▼
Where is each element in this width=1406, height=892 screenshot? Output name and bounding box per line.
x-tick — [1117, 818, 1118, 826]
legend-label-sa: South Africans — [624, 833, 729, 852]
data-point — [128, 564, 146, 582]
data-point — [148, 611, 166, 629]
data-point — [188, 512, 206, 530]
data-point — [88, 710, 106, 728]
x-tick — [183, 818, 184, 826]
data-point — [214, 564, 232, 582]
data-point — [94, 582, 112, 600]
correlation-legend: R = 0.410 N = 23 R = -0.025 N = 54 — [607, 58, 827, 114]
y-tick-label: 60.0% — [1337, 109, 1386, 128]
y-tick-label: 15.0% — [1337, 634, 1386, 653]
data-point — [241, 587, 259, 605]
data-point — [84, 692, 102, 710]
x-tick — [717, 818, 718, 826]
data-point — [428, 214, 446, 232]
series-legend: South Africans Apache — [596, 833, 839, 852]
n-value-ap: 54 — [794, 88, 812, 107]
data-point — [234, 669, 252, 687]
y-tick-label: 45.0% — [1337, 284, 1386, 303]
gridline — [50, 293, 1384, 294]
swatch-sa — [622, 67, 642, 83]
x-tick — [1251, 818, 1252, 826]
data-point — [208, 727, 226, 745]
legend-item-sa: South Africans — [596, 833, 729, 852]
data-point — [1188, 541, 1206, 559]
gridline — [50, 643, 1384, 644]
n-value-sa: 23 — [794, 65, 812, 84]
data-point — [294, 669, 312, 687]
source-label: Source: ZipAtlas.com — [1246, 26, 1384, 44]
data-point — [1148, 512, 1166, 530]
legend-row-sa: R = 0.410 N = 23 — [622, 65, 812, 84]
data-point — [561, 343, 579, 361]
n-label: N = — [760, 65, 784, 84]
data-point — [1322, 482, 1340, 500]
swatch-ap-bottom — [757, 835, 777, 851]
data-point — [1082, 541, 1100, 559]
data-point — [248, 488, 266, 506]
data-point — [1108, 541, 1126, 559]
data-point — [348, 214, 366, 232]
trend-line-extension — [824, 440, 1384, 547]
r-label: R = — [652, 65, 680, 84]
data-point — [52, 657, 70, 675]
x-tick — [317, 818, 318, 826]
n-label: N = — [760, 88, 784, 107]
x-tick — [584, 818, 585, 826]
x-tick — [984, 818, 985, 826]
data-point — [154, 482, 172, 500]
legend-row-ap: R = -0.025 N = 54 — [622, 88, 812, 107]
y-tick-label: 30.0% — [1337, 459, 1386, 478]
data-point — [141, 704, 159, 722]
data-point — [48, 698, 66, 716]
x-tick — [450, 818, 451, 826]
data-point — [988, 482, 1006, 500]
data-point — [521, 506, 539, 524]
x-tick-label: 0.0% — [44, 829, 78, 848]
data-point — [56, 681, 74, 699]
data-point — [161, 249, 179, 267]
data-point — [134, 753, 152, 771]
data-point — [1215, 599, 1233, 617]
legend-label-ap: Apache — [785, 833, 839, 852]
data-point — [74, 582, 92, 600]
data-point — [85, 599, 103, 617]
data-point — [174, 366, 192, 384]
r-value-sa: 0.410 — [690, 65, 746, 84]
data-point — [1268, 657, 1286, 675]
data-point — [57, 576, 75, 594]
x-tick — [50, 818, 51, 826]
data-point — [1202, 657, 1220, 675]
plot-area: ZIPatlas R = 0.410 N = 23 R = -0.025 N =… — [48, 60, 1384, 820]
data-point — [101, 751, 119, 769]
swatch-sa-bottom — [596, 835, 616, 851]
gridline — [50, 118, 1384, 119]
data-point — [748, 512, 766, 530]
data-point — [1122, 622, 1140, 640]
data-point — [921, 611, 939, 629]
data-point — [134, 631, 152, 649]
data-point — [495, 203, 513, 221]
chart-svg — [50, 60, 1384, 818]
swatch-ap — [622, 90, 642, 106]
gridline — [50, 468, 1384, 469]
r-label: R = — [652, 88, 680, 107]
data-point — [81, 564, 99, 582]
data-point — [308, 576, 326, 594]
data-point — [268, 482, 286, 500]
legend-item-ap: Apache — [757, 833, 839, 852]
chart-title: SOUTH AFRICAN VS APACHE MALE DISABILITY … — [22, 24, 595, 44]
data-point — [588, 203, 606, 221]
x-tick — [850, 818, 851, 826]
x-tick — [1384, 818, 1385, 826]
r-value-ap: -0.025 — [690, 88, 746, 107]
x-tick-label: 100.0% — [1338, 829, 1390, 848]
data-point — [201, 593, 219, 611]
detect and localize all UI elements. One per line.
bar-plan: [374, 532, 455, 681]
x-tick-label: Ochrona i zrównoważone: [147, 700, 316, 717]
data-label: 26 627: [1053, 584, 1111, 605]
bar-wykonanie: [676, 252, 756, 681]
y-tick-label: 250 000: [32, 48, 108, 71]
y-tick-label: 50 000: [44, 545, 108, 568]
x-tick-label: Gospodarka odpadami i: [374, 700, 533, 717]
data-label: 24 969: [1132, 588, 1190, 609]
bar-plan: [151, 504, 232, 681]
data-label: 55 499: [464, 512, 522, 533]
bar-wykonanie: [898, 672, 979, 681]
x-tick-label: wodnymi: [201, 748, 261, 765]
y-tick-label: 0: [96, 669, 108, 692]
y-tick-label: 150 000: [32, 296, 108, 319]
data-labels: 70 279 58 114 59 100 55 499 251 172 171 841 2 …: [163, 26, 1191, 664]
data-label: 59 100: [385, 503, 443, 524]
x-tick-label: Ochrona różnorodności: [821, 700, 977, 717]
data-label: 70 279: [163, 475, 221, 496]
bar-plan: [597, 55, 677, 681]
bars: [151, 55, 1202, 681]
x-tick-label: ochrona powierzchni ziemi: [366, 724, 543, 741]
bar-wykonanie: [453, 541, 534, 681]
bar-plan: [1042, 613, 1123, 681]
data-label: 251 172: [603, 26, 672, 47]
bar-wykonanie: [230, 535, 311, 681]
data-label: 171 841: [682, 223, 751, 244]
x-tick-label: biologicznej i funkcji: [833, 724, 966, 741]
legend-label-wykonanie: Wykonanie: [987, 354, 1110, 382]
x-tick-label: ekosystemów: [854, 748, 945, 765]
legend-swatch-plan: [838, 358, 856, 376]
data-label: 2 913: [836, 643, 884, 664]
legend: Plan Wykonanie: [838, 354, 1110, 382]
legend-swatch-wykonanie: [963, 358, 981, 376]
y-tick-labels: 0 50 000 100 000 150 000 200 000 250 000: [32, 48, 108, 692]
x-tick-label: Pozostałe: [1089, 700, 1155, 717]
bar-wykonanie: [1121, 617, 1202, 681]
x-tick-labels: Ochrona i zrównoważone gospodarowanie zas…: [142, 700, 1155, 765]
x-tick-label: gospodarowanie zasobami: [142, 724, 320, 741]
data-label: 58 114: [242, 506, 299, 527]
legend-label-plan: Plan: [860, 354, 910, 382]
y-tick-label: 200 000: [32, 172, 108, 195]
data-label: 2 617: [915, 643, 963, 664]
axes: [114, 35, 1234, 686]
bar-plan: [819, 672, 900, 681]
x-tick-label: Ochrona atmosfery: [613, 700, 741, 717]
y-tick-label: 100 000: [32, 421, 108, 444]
▲
STATED GOAL.
Put every line of the material above into a numbered list, omitting any blank lines.

SOLUTION TO THIS EXERCISE.
1. Where is each element in this width=1406, height=892 screenshot? Output name and bounding box per line.
2. x-tick — [1117, 818, 1118, 826]
3. legend-label-sa: South Africans — [624, 833, 729, 852]
4. data-point — [128, 564, 146, 582]
5. data-point — [148, 611, 166, 629]
6. data-point — [188, 512, 206, 530]
7. data-point — [88, 710, 106, 728]
8. x-tick — [183, 818, 184, 826]
9. data-point — [214, 564, 232, 582]
10. data-point — [94, 582, 112, 600]
11. correlation-legend: R = 0.410 N = 23 R = -0.025 N = 54 — [607, 58, 827, 114]
12. y-tick-label: 60.0% — [1337, 109, 1386, 128]
13. y-tick-label: 15.0% — [1337, 634, 1386, 653]
14. data-point — [241, 587, 259, 605]
15. data-point — [84, 692, 102, 710]
16. x-tick — [717, 818, 718, 826]
17. data-point — [428, 214, 446, 232]
18. series-legend: South Africans Apache — [596, 833, 839, 852]
19. n-value-ap: 54 — [794, 88, 812, 107]
20. data-point — [234, 669, 252, 687]
21. y-tick-label: 45.0% — [1337, 284, 1386, 303]
22. gridline — [50, 293, 1384, 294]
23. swatch-sa — [622, 67, 642, 83]
24. x-tick — [1251, 818, 1252, 826]
25. data-point — [208, 727, 226, 745]
26. legend-item-sa: South Africans — [596, 833, 729, 852]
27. data-point — [1188, 541, 1206, 559]
28. gridline — [50, 643, 1384, 644]
29. n-value-sa: 23 — [794, 65, 812, 84]
30. data-point — [294, 669, 312, 687]
31. source-label: Source: ZipAtlas.com — [1246, 26, 1384, 44]
32. data-point — [1148, 512, 1166, 530]
33. legend-row-sa: R = 0.410 N = 23 — [622, 65, 812, 84]
34. data-point — [561, 343, 579, 361]
35. n-label: N = — [760, 65, 784, 84]
36. data-point — [1322, 482, 1340, 500]
37. swatch-ap-bottom — [757, 835, 777, 851]
38. data-point — [1082, 541, 1100, 559]
39. data-point — [248, 488, 266, 506]
40. data-point — [1108, 541, 1126, 559]
41. data-point — [348, 214, 366, 232]
42. trend-line-extension — [824, 440, 1384, 547]
43. r-label: R = — [652, 65, 680, 84]
44. data-point — [52, 657, 70, 675]
45. x-tick — [317, 818, 318, 826]
46. n-label: N = — [760, 88, 784, 107]
47. x-tick — [584, 818, 585, 826]
48. x-tick — [984, 818, 985, 826]
49. data-point — [154, 482, 172, 500]
50. legend-row-ap: R = -0.025 N = 54 — [622, 88, 812, 107]
51. y-tick-label: 30.0% — [1337, 459, 1386, 478]
52. data-point — [141, 704, 159, 722]
53. data-point — [48, 698, 66, 716]
54. x-tick — [450, 818, 451, 826]
55. data-point — [988, 482, 1006, 500]
56. data-point — [521, 506, 539, 524]
57. x-tick-label: 0.0% — [44, 829, 78, 848]
58. data-point — [56, 681, 74, 699]
59. data-point — [161, 249, 179, 267]
60. data-point — [134, 753, 152, 771]
61. data-point — [1215, 599, 1233, 617]
62. legend-label-ap: Apache — [785, 833, 839, 852]
63. data-point — [74, 582, 92, 600]
64. data-point — [85, 599, 103, 617]
65. data-point — [174, 366, 192, 384]
66. r-value-sa: 0.410 — [690, 65, 746, 84]
67. data-point — [1268, 657, 1286, 675]
68. data-point — [57, 576, 75, 594]
69. x-tick — [50, 818, 51, 826]
70. data-point — [1202, 657, 1220, 675]
71. plot-area: ZIPatlas R = 0.410 N = 23 R = -0.025 N =… — [48, 60, 1384, 820]
72. data-point — [101, 751, 119, 769]
73. swatch-sa-bottom — [596, 835, 616, 851]
74. gridline — [50, 118, 1384, 119]
75. data-point — [748, 512, 766, 530]
76. data-point — [1122, 622, 1140, 640]
77. data-point — [921, 611, 939, 629]
78. data-point — [134, 631, 152, 649]
79. data-point — [495, 203, 513, 221]
80. chart-svg — [50, 60, 1384, 818]
81. swatch-ap — [622, 90, 642, 106]
82. gridline — [50, 468, 1384, 469]
83. r-label: R = — [652, 88, 680, 107]
84. data-point — [81, 564, 99, 582]
85. data-point — [308, 576, 326, 594]
86. data-point — [268, 482, 286, 500]
87. legend-item-ap: Apache — [757, 833, 839, 852]
88. chart-title: SOUTH AFRICAN VS APACHE MALE DISABILITY … — [22, 24, 595, 44]
89. data-point — [588, 203, 606, 221]
90. x-tick — [850, 818, 851, 826]
91. x-tick — [1384, 818, 1385, 826]
92. r-value-ap: -0.025 — [690, 88, 746, 107]
93. x-tick-label: 100.0% — [1338, 829, 1390, 848]
94. data-point — [201, 593, 219, 611]
95. detect and localize all UI elements. One per line.
96. bar-plan: [374, 532, 455, 681]
97. x-tick-label: Ochrona i zrównoważone: [147, 700, 316, 717]
98. data-label: 26 627: [1053, 584, 1111, 605]
99. bar-wykonanie: [676, 252, 756, 681]
100. y-tick-label: 250 000: [32, 48, 108, 71]
101. y-tick-label: 50 000: [44, 545, 108, 568]
102. x-tick-label: Gospodarka odpadami i: [374, 700, 533, 717]
103. data-label: 24 969: [1132, 588, 1190, 609]
104. bar-plan: [151, 504, 232, 681]
105. data-label: 55 499: [464, 512, 522, 533]
106. bar-wykonanie: [898, 672, 979, 681]
107. x-tick-label: wodnymi: [201, 748, 261, 765]
108. y-tick-label: 0: [96, 669, 108, 692]
109. y-tick-label: 150 000: [32, 296, 108, 319]
110. data-labels: 70 279 58 114 59 100 55 499 251 172 171 841 2 …: [163, 26, 1191, 664]
111. data-label: 59 100: [385, 503, 443, 524]
112. x-tick-label: Ochrona różnorodności: [821, 700, 977, 717]
113. data-label: 70 279: [163, 475, 221, 496]
114. bar-plan: [597, 55, 677, 681]
115. bars: [151, 55, 1202, 681]
116. x-tick-label: ochrona powierzchni ziemi: [366, 724, 543, 741]
117. bar-wykonanie: [453, 541, 534, 681]
118. bar-plan: [1042, 613, 1123, 681]
119. data-label: 251 172: [603, 26, 672, 47]
120. bar-wykonanie: [230, 535, 311, 681]
121. data-label: 171 841: [682, 223, 751, 244]
122. x-tick-label: biologicznej i funkcji: [833, 724, 966, 741]
123. legend-label-wykonanie: Wykonanie: [987, 354, 1110, 382]
124. x-tick-label: ekosystemów: [854, 748, 945, 765]
125. legend-swatch-plan: [838, 358, 856, 376]
126. data-label: 2 913: [836, 643, 884, 664]
127. legend: Plan Wykonanie: [838, 354, 1110, 382]
128. legend-swatch-wykonanie: [963, 358, 981, 376]
129. y-tick-labels: 0 50 000 100 000 150 000 200 000 250 000: [32, 48, 108, 692]
130. x-tick-label: Pozostałe: [1089, 700, 1155, 717]
131. bar-wykonanie: [1121, 617, 1202, 681]
132. x-tick-labels: Ochrona i zrównoważone gospodarowanie zas…: [142, 700, 1155, 765]
133. x-tick-label: gospodarowanie zasobami: [142, 724, 320, 741]
134. data-label: 58 114: [242, 506, 299, 527]
135. legend-label-plan: Plan: [860, 354, 910, 382]
136. y-tick-label: 200 000: [32, 172, 108, 195]
137. data-label: 2 617: [915, 643, 963, 664]
138. axes: [114, 35, 1234, 686]
139. bar-plan: [819, 672, 900, 681]
140. x-tick-label: Ochrona atmosfery: [613, 700, 741, 717]
141. y-tick-label: 100 000: [32, 421, 108, 444]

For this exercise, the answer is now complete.